Figure record extracts
----
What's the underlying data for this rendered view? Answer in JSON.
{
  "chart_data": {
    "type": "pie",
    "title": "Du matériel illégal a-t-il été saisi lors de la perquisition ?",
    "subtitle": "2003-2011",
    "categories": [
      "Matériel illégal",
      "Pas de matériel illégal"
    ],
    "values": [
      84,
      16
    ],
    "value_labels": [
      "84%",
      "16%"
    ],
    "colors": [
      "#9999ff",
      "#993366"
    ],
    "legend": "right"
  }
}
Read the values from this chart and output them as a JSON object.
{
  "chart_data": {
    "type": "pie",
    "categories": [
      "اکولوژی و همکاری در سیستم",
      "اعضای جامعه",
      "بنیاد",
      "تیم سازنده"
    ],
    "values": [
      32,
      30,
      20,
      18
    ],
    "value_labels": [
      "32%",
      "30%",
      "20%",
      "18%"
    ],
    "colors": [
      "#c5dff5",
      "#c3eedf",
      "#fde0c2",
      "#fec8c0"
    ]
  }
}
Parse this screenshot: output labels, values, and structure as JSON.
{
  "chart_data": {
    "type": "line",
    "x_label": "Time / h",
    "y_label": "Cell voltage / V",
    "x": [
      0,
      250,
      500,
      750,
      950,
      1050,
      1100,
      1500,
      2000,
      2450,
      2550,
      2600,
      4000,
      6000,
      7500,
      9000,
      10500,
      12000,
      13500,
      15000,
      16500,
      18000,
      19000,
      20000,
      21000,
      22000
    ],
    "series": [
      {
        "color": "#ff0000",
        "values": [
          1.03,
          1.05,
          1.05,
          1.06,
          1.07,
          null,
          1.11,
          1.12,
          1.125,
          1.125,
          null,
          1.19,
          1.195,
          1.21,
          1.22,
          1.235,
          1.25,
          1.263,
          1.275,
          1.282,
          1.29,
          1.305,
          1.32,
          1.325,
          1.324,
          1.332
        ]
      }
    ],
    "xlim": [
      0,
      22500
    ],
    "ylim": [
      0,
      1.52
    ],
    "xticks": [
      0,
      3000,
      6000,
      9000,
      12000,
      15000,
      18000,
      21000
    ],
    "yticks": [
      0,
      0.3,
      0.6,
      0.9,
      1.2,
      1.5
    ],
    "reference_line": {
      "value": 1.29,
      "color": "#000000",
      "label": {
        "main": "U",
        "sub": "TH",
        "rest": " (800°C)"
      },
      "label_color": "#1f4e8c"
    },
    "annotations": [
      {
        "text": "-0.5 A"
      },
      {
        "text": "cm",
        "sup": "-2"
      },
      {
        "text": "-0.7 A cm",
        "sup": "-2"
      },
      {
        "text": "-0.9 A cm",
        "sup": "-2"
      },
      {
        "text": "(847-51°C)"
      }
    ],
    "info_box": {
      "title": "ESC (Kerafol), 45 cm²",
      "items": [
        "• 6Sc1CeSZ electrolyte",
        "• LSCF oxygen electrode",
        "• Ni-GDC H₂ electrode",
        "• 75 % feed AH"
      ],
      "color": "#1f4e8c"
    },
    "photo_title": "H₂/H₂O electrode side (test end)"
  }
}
----
Gather up every line in the data above that contains the word "this", copying each one.

• _Response_
What's the underlying data for this rendered view? Answer in JSON.
Read the values from this chart and output them as a JSON object.
Parse this screenshot: output labels, values, and structure as JSON.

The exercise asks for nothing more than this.